> [The exercise] Skip the pictures. Transcribe the rest of the data below without changing a word.

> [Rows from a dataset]

※ ※ ※

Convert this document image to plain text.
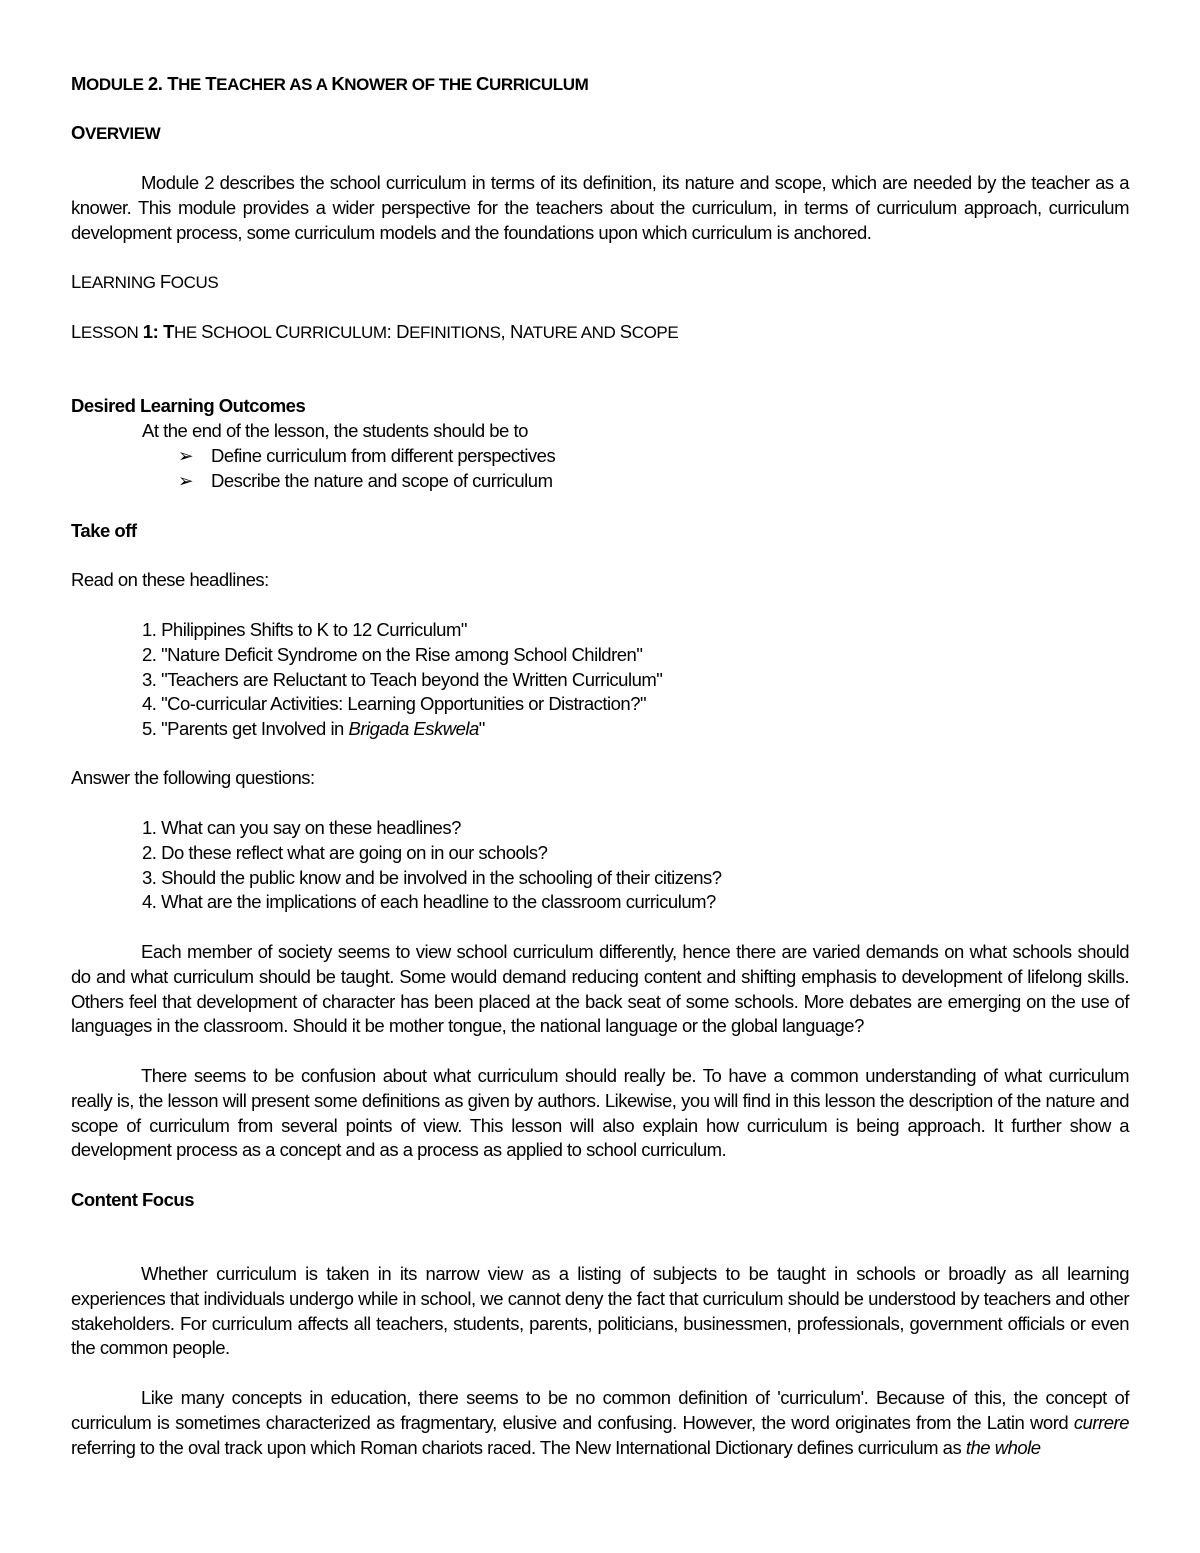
MODULE 2. THE TEACHER AS A KNOWER OF THE CURRICULUM

OVERVIEW

Module 2 describes the school curriculum in terms of its definition, its nature and scope, which are needed by the teacher as a knower. This module provides a wider perspective for the teachers about the curriculum, in terms of curriculum approach, curriculum development process, some curriculum models and the foundations upon which curriculum is anchored.

LEARNING FOCUS

LESSON 1: THE SCHOOL CURRICULUM: DEFINITIONS, NATURE AND SCOPE

Desired Learning Outcomes

At the end of the lesson, the students should be to

➢ Define curriculum from different perspectives
➢ Describe the nature and scope of curriculum

Take off

Read on these headlines:

1. Philippines Shifts to K to 12 Curriculum"
2. "Nature Deficit Syndrome on the Rise among School Children"
3. "Teachers are Reluctant to Teach beyond the Written Curriculum"
4. "Co-curricular Activities: Learning Opportunities or Distraction?"
5. "Parents get Involved in Brigada Eskwela"

Answer the following questions:

1. What can you say on these headlines?
2. Do these reflect what are going on in our schools?
3. Should the public know and be involved in the schooling of their citizens?
4. What are the implications of each headline to the classroom curriculum?

Each member of society seems to view school curriculum differently, hence there are varied demands on what schools should do and what curriculum should be taught. Some would demand reducing content and shifting emphasis to development of lifelong skills. Others feel that development of character has been placed at the back seat of some schools. More debates are emerging on the use of languages in the classroom. Should it be mother tongue, the national language or the global language?

There seems to be confusion about what curriculum should really be. To have a common understanding of what curriculum really is, the lesson will present some definitions as given by authors. Likewise, you will find in this lesson the description of the nature and scope of curriculum from several points of view. This lesson will also explain how curriculum is being approach. It further show a development process as a concept and as a process as applied to school curriculum.

Content Focus

Whether curriculum is taken in its narrow view as a listing of subjects to be taught in schools or broadly as all learning experiences that individuals undergo while in school, we cannot deny the fact that curriculum should be understood by teachers and other stakeholders. For curriculum affects all teachers, students, parents, politicians, businessmen, professionals, government officials or even the common people.

Like many concepts in education, there seems to be no common definition of 'curriculum'. Because of this, the concept of curriculum is sometimes characterized as fragmentary, elusive and confusing. However, the word originates from the Latin word currere referring to the oval track upon which Roman chariots raced. The New International Dictionary defines curriculum as the whole
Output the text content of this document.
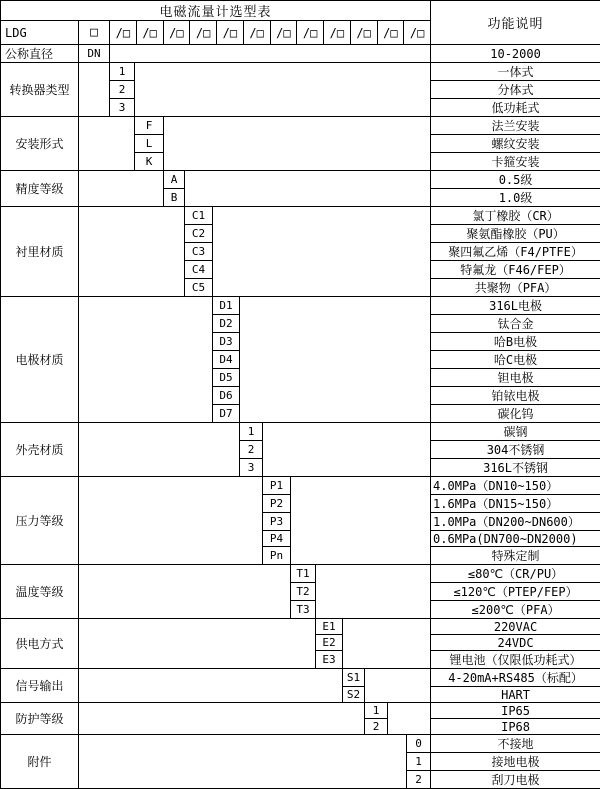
电磁流量计选型表															功能说明
LDG	□	/□	/□	/□	/□	/□	/□	/□	/□	/□	/□	/□	/□

公称直径	DN														10-2000
转换器类型		1													一体式
		2													分体式
		3													低功耗式
安装形式			F												法兰安装
			L												螺纹安装
			K												卡箍安装
精度等级				A											0.5级
				B											1.0级
衬里材质					C1										氯丁橡胶（CR）
					C2										聚氨酯橡胶（PU）
					C3										聚四氟乙烯（F4/PTFE）
					C4										特氟龙（F46/FEP）
					C5										共聚物（PFA）
电极材质						D1									316L电极
						D2									钛合金
						D3									哈B电极
						D4									哈C电极
						D5									钽电极
						D6									铂铱电极
						D7									碳化钨
外壳材质							1								碳钢
							2								304不锈钢
							3								316L不锈钢
压力等级								P1							4.0MPa（DN10~150）
								P2							1.6MPa（DN15~150）
								P3							1.0MPa（DN200~DN600）
								P4							0.6MPa(DN700~DN2000)
								Pn							特殊定制
温度等级									T1						≤80℃（CR/PU）
									T2						≤120℃（PTEP/FEP）
									T3						≤200℃（PFA）
供电方式										E1					220VAC
										E2					24VDC
										E3					锂电池（仅限低功耗式）
信号输出											S1				4-20mA+RS485（标配）
											S2				HART
防护等级												1			IP65
												2			IP68
附件														0	不接地
														1	接地电极
														2	刮刀电极
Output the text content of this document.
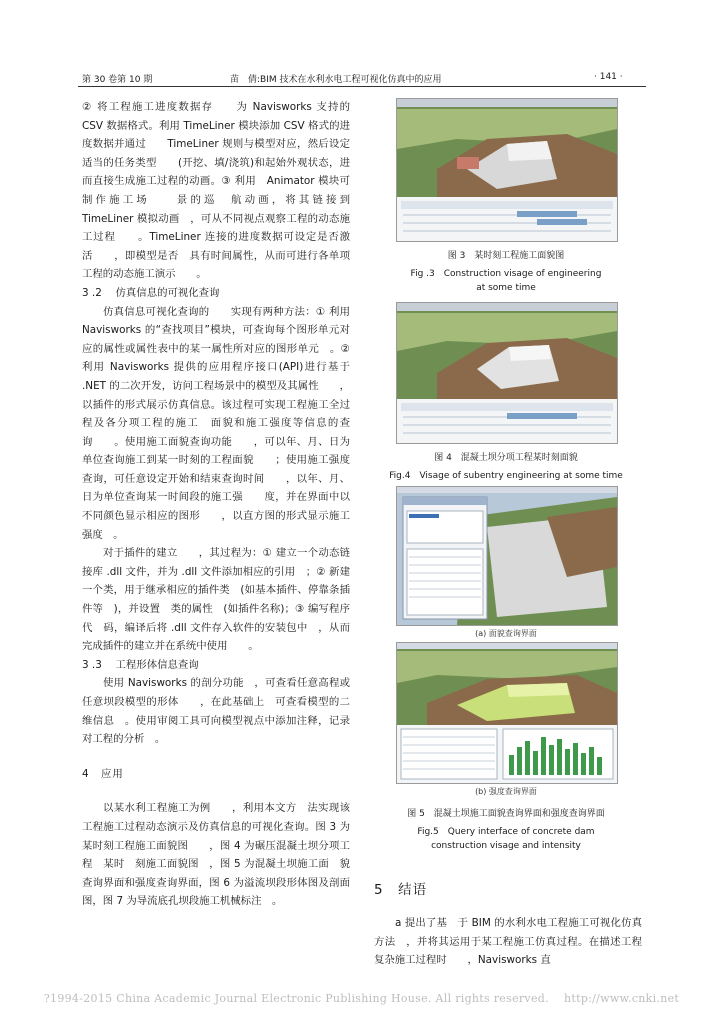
第 30 卷第 10 期	苗　倩:BIM 技术在水利水电工程可视化仿真中的应用	· 141 ·

② 将工程施工进度数据存　　为 Navisworks 支持的 CSV 数据格式。利用 TimeLiner 模块添加 CSV 格式的进度数据并通过　　TimeLiner 规则与模型对应，然后设定适当的任务类型　　(开挖、填/浇筑)和起始外观状态，进而直接生成施工过程的动画。③ 利用　Animator 模块可制作施工场　　景的巡　航动画，将其链接到　TimeLiner 模拟动画　，可从不同视点观察工程的动态施工过程　　。TimeLiner 连接的进度数据可设定是否激活　　，即模型是否　具有时间属性，从而可进行各单项工程的动态施工演示　　。

3 .2　 仿真信息的可视化查询

仿真信息可视化查询的　　实现有两种方法：① 利用 Navisworks 的“查找项目”模块，可查询每个图形单元对应的属性或属性表中的某一属性所对应的图形单元　。② 利用 Navisworks 提供的应用程序接口(API)进行基于 .NET 的二次开发，访问工程场景中的模型及其属性　　，以插件的形式展示仿真信息。该过程可实现工程施工全过程及各分项工程的施工　面貌和施工强度等信息的查询　　。使用施工面貌查询功能　　，可以年、月、日为单位查询施工到某一时刻的工程面貌　　；使用施工强度查询，可任意设定开始和结束查询时间　　，以年、月、日为单位查询某一时间段的施工强　　度，并在界面中以不同颜色显示相应的图形　　，以直方图的形式显示施工强度　。

对于插件的建立　　，其过程为：① 建立一个动态链接库 .dll 文件，并为 .dll 文件添加相应的引用　；② 新建一个类，用于继承相应的插件类　(如基本插件、停靠条插件等　)，并设置　类的属性　(如插件名称)；③ 编写程序代　码，编译后将 .dll 文件存入软件的安装包中　，从而完成插件的建立并在系统中使用　　。

3 .3　 工程形体信息查询

使用 Navisworks 的剖分功能　，可查看任意高程或任意坝段模型的形体　　，在此基础上　可查看模型的二维信息　。使用审阅工具可向模型视点中添加注释，记录对工程的分析　。

4　应用

以某水利工程施工为例　　，利用本文方　法实现该工程施工过程动态演示及仿真信息的可视化查询。图 3 为某时刻工程施工面貌图　　，图 4 为碾压混凝土坝分项工程　某时　刻施工面貌图　，图 5 为混凝土坝施工面　貌查询界面和强度查询界面，图 6 为溢流坝段形体图及剖面图，图 7 为导流底孔坝段施工机械标注　。

图 3　某时刻工程施工面貌图
Fig .3　Construction visage of engineering
at some time
图 4　混凝土坝分项工程某时刻面貌
Fig.4　Visage of subentry engineering at some time
(a) 面貌查询界面
(b) 强度查询界面
图 5　混凝土坝施工面貌查询界面和强度查询界面
Fig.5　Query interface of concrete dam
construction visage and intensity
5　结语
a 提出了基　于 BIM 的水利水电工程施工可视化仿真方法　，并将其运用于某工程施工仿真过程。在描述工程复杂施工过程时　　，Navisworks 直
?1994-2015 China Academic Journal Electronic Publishing House. All rights reserved.　 http://www.cnki.net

※ ※ ※

> [Response]
Convert this document image to plain text.
MODULE 2. THE TEACHER AS A KNOWER OF THE CURRICULUM

OVERVIEW

Module 2 describes the school curriculum in terms of its definition, its nature and scope, which are needed by the teacher as a knower. This module provides a wider perspective for the teachers about the curriculum, in terms of curriculum approach, curriculum development process, some curriculum models and the foundations upon which curriculum is anchored.

LEARNING FOCUS

LESSON 1: THE SCHOOL CURRICULUM: DEFINITIONS, NATURE AND SCOPE

Desired Learning Outcomes

At the end of the lesson, the students should be to

➢ Define curriculum from different perspectives
➢ Describe the nature and scope of curriculum

Take off

Read on these headlines:

1. Philippines Shifts to K to 12 Curriculum"
2. "Nature Deficit Syndrome on the Rise among School Children"
3. "Teachers are Reluctant to Teach beyond the Written Curriculum"
4. "Co-curricular Activities: Learning Opportunities or Distraction?"
5. "Parents get Involved in Brigada Eskwela"

Answer the following questions:

1. What can you say on these headlines?
2. Do these reflect what are going on in our schools?
3. Should the public know and be involved in the schooling of their citizens?
4. What are the implications of each headline to the classroom curriculum?

Each member of society seems to view school curriculum differently, hence there are varied demands on what schools should do and what curriculum should be taught. Some would demand reducing content and shifting emphasis to development of lifelong skills. Others feel that development of character has been placed at the back seat of some schools. More debates are emerging on the use of languages in the classroom. Should it be mother tongue, the national language or the global language?

There seems to be confusion about what curriculum should really be. To have a common understanding of what curriculum really is, the lesson will present some definitions as given by authors. Likewise, you will find in this lesson the description of the nature and scope of curriculum from several points of view. This lesson will also explain how curriculum is being approach. It further show a development process as a concept and as a process as applied to school curriculum.

Content Focus

Whether curriculum is taken in its narrow view as a listing of subjects to be taught in schools or broadly as all learning experiences that individuals undergo while in school, we cannot deny the fact that curriculum should be understood by teachers and other stakeholders. For curriculum affects all teachers, students, parents, politicians, businessmen, professionals, government officials or even the common people.

Like many concepts in education, there seems to be no common definition of 'curriculum'. Because of this, the concept of curriculum is sometimes characterized as fragmentary, elusive and confusing. However, the word originates from the Latin word currere referring to the oval track upon which Roman chariots raced. The New International Dictionary defines curriculum as the whole
Output the text content of this document.
电磁流量计选型表															功能说明
LDG	□	/□	/□	/□	/□	/□	/□	/□	/□	/□	/□	/□	/□

公称直径	DN														10-2000
转换器类型		1													一体式
		2													分体式
		3													低功耗式
安装形式			F												法兰安装
			L												螺纹安装
			K												卡箍安装
精度等级				A											0.5级
				B											1.0级
衬里材质					C1										氯丁橡胶（CR）
					C2										聚氨酯橡胶（PU）
					C3										聚四氟乙烯（F4/PTFE）
					C4										特氟龙（F46/FEP）
					C5										共聚物（PFA）
电极材质						D1									316L电极
						D2									钛合金
						D3									哈B电极
						D4									哈C电极
						D5									钽电极
						D6									铂铱电极
						D7									碳化钨
外壳材质							1								碳钢
							2								304不锈钢
							3								316L不锈钢
压力等级								P1							4.0MPa（DN10~150）
								P2							1.6MPa（DN15~150）
								P3							1.0MPa（DN200~DN600）
								P4							0.6MPa(DN700~DN2000)
								Pn							特殊定制
温度等级									T1						≤80℃（CR/PU）
									T2						≤120℃（PTEP/FEP）
									T3						≤200℃（PFA）
供电方式										E1					220VAC
										E2					24VDC
										E3					锂电池（仅限低功耗式）
信号输出											S1				4-20mA+RS485（标配）
											S2				HART
防护等级												1			IP65
												2			IP68
附件														0	不接地
														1	接地电极
														2	刮刀电极
Output the text content of this document.
第 30 卷第 10 期	苗　倩:BIM 技术在水利水电工程可视化仿真中的应用	· 141 ·

② 将工程施工进度数据存　　为 Navisworks 支持的 CSV 数据格式。利用 TimeLiner 模块添加 CSV 格式的进度数据并通过　　TimeLiner 规则与模型对应，然后设定适当的任务类型　　(开挖、填/浇筑)和起始外观状态，进而直接生成施工过程的动画。③ 利用　Animator 模块可制作施工场　　景的巡　航动画，将其链接到　TimeLiner 模拟动画　，可从不同视点观察工程的动态施工过程　　。TimeLiner 连接的进度数据可设定是否激活　　，即模型是否　具有时间属性，从而可进行各单项工程的动态施工演示　　。

3 .2　 仿真信息的可视化查询

仿真信息可视化查询的　　实现有两种方法：① 利用 Navisworks 的“查找项目”模块，可查询每个图形单元对应的属性或属性表中的某一属性所对应的图形单元　。② 利用 Navisworks 提供的应用程序接口(API)进行基于 .NET 的二次开发，访问工程场景中的模型及其属性　　，以插件的形式展示仿真信息。该过程可实现工程施工全过程及各分项工程的施工　面貌和施工强度等信息的查询　　。使用施工面貌查询功能　　，可以年、月、日为单位查询施工到某一时刻的工程面貌　　；使用施工强度查询，可任意设定开始和结束查询时间　　，以年、月、日为单位查询某一时间段的施工强　　度，并在界面中以不同颜色显示相应的图形　　，以直方图的形式显示施工强度　。

对于插件的建立　　，其过程为：① 建立一个动态链接库 .dll 文件，并为 .dll 文件添加相应的引用　；② 新建一个类，用于继承相应的插件类　(如基本插件、停靠条插件等　)，并设置　类的属性　(如插件名称)；③ 编写程序代　码，编译后将 .dll 文件存入软件的安装包中　，从而完成插件的建立并在系统中使用　　。

3 .3　 工程形体信息查询

使用 Navisworks 的剖分功能　，可查看任意高程或任意坝段模型的形体　　，在此基础上　可查看模型的二维信息　。使用审阅工具可向模型视点中添加注释，记录对工程的分析　。

4　应用

以某水利工程施工为例　　，利用本文方　法实现该工程施工过程动态演示及仿真信息的可视化查询。图 3 为某时刻工程施工面貌图　　，图 4 为碾压混凝土坝分项工程　某时　刻施工面貌图　，图 5 为混凝土坝施工面　貌查询界面和强度查询界面，图 6 为溢流坝段形体图及剖面图，图 7 为导流底孔坝段施工机械标注　。

图 3　某时刻工程施工面貌图
Fig .3　Construction visage of engineering
at some time
图 4　混凝土坝分项工程某时刻面貌
Fig.4　Visage of subentry engineering at some time
(a) 面貌查询界面
(b) 强度查询界面
图 5　混凝土坝施工面貌查询界面和强度查询界面
Fig.5　Query interface of concrete dam
construction visage and intensity
5　结语
a 提出了基　于 BIM 的水利水电工程施工可视化仿真方法　，并将其运用于某工程施工仿真过程。在描述工程复杂施工过程时　　，Navisworks 直
?1994-2015 China Academic Journal Electronic Publishing House. All rights reserved.　 http://www.cnki.net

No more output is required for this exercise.